[START PROVIDED INFORMATION]

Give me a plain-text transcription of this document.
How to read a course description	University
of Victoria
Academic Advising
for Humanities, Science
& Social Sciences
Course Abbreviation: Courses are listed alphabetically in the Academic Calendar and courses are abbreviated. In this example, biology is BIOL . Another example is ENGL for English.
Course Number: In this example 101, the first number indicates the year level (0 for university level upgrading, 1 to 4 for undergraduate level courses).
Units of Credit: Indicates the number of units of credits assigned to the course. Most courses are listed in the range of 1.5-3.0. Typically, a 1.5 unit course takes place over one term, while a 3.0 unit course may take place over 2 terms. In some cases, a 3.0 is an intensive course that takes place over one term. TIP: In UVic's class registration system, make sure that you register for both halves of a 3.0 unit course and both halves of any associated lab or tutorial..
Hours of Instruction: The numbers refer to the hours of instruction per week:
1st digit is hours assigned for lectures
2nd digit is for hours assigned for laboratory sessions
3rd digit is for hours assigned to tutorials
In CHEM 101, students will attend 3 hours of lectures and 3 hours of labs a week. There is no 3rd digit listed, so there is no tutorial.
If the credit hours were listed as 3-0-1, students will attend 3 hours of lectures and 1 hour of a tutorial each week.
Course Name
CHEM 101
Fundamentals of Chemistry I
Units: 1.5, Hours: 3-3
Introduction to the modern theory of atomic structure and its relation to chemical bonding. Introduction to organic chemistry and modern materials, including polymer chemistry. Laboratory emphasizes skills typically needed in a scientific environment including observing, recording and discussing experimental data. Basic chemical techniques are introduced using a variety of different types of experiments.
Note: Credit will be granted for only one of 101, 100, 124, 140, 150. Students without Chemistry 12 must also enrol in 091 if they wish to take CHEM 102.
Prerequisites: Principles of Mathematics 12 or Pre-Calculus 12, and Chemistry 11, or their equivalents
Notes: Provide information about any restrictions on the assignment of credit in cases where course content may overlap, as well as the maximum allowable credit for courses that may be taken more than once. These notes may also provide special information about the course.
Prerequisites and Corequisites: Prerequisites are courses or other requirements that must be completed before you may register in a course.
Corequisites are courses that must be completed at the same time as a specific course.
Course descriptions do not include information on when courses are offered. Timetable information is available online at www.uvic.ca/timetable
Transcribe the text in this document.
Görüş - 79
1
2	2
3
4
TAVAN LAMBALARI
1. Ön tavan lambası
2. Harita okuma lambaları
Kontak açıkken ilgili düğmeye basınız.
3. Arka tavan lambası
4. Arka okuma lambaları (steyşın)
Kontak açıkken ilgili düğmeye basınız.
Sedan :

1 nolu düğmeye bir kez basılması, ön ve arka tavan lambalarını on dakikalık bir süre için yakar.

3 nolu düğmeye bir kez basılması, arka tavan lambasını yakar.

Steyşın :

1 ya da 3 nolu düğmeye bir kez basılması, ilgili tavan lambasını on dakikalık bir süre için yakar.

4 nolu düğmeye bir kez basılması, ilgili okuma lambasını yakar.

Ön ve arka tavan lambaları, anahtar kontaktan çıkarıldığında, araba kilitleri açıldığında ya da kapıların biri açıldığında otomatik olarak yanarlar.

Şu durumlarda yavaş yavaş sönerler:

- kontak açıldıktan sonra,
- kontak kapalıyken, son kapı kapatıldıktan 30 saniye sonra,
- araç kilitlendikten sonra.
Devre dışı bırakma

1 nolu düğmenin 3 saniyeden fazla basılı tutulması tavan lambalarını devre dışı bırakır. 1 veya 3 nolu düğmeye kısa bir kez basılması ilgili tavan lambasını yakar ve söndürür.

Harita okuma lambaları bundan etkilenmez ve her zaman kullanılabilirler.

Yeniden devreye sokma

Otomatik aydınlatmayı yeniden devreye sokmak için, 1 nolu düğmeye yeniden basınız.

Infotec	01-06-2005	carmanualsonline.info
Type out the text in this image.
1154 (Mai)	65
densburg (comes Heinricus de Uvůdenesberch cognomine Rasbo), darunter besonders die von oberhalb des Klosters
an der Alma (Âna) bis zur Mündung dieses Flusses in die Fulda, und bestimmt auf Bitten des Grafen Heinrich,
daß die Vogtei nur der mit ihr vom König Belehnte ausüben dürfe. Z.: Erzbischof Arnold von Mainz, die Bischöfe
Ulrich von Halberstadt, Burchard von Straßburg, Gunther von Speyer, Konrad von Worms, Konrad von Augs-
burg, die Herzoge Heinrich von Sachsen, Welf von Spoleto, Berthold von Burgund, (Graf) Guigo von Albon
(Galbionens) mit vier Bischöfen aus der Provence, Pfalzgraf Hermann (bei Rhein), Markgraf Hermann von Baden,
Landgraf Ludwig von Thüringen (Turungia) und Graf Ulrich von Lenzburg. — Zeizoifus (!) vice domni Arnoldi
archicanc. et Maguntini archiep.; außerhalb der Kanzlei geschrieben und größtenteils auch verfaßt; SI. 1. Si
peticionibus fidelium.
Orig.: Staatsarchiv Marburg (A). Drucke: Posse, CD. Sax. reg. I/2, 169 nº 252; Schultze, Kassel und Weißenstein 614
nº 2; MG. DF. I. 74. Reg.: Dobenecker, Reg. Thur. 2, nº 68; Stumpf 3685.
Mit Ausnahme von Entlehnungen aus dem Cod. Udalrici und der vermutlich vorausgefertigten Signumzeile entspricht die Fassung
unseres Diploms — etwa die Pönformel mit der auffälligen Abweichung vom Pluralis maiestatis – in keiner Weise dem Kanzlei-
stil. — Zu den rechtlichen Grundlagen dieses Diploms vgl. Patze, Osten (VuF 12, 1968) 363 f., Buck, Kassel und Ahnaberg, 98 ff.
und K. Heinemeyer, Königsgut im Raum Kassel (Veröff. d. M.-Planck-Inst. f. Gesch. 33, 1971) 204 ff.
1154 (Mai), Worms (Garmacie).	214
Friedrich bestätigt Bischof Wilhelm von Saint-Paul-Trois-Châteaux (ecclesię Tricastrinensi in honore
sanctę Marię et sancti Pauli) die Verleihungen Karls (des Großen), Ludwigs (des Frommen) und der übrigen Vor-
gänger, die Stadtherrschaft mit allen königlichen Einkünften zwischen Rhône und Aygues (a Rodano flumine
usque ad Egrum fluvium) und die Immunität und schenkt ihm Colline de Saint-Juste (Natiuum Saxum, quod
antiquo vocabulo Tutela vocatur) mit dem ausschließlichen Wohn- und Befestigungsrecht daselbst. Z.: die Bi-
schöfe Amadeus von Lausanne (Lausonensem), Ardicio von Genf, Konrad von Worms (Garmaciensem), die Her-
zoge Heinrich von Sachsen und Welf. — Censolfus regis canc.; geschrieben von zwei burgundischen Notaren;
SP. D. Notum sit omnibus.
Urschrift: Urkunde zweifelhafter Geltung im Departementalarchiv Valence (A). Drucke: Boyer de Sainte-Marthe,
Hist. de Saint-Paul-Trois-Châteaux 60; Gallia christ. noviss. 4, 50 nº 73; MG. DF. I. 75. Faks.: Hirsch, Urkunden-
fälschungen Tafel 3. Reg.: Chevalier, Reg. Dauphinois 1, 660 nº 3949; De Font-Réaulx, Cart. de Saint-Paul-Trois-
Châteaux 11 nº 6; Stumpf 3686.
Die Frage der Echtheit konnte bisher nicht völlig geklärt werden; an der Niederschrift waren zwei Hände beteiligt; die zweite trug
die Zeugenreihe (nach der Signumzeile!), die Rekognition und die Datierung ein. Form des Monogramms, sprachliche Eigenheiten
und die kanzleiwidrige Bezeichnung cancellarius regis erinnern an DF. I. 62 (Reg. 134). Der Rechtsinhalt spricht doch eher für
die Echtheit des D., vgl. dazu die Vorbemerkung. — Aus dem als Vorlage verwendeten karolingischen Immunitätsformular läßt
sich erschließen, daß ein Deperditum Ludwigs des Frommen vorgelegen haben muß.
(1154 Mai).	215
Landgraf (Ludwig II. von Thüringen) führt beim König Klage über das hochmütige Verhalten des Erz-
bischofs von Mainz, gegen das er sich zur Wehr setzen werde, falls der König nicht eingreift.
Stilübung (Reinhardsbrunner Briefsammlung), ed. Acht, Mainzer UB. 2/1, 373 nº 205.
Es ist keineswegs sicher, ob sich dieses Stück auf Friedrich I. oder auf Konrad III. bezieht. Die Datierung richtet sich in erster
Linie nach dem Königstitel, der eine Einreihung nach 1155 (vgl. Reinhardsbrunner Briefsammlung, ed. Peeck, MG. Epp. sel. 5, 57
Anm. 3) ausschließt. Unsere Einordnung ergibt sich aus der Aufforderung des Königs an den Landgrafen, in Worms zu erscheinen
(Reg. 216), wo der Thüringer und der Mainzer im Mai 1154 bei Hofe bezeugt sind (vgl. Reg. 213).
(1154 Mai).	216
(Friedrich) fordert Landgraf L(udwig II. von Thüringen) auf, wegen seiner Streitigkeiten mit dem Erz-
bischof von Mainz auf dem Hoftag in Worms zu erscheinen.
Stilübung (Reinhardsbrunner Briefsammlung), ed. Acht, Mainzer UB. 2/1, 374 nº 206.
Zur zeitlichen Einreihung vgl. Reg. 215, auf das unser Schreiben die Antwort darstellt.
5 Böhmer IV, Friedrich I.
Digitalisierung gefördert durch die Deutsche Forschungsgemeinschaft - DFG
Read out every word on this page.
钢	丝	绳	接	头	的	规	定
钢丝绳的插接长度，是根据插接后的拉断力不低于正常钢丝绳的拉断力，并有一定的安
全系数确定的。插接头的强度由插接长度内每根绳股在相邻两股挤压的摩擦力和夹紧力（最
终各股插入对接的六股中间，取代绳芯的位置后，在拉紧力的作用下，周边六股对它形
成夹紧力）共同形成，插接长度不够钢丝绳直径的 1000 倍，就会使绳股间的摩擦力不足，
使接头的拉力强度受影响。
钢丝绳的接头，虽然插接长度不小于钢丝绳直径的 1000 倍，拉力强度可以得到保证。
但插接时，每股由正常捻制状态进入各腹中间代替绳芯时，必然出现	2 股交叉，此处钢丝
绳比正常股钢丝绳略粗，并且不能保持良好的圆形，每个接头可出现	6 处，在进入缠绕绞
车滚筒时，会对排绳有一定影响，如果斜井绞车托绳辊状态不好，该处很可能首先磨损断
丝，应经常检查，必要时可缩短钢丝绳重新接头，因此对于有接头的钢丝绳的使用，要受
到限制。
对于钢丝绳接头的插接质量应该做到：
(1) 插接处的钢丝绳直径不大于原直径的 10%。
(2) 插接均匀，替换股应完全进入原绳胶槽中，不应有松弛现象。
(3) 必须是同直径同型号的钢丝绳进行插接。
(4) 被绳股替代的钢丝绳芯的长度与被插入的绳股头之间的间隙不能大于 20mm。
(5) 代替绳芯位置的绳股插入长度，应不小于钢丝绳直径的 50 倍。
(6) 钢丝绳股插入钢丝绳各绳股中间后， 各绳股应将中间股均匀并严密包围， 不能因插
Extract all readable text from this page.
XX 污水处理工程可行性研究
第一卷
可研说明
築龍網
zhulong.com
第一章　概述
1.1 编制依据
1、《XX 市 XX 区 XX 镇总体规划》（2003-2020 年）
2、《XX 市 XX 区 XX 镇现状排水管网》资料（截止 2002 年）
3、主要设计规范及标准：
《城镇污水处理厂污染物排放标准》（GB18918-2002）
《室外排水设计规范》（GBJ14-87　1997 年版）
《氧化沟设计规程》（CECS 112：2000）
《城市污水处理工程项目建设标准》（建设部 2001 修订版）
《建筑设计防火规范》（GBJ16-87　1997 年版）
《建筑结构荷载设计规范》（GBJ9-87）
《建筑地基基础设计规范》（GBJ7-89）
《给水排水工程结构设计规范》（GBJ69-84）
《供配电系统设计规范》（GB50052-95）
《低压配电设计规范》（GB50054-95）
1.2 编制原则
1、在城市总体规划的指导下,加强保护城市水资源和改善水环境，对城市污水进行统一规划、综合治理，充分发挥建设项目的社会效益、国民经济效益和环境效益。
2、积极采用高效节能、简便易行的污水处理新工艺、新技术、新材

[END PROVIDED INFORMATION]

THE PROBLEM: Which lines of the material contain the string "that"? List each of them.

PROBLEM SOLUTION:
Units of Credit: Indicates the number of units of credits assigned to the course. Most courses are listed in the range of 1.5-3.0. Typically, a 1.5 unit course takes place over one term, while a 3.0 unit course may take place over 2 terms. In some cases, a 3.0 is an intensive course that takes place over one term. TIP: In UVic's class registration system, make sure that you register for both halves of a 3.0 unit course and both halves of any associated lab or tutorial..
Notes: Provide information about any restrictions on the assignment of credit in cases where course content may overlap, as well as the maximum allowable credit for courses that may be taken more than once. These notes may also provide special information about the course.
Prerequisites and Corequisites: Prerequisites are courses or other requirements that must be completed before you may register in a course.
Corequisites are courses that must be completed at the same time as a specific course.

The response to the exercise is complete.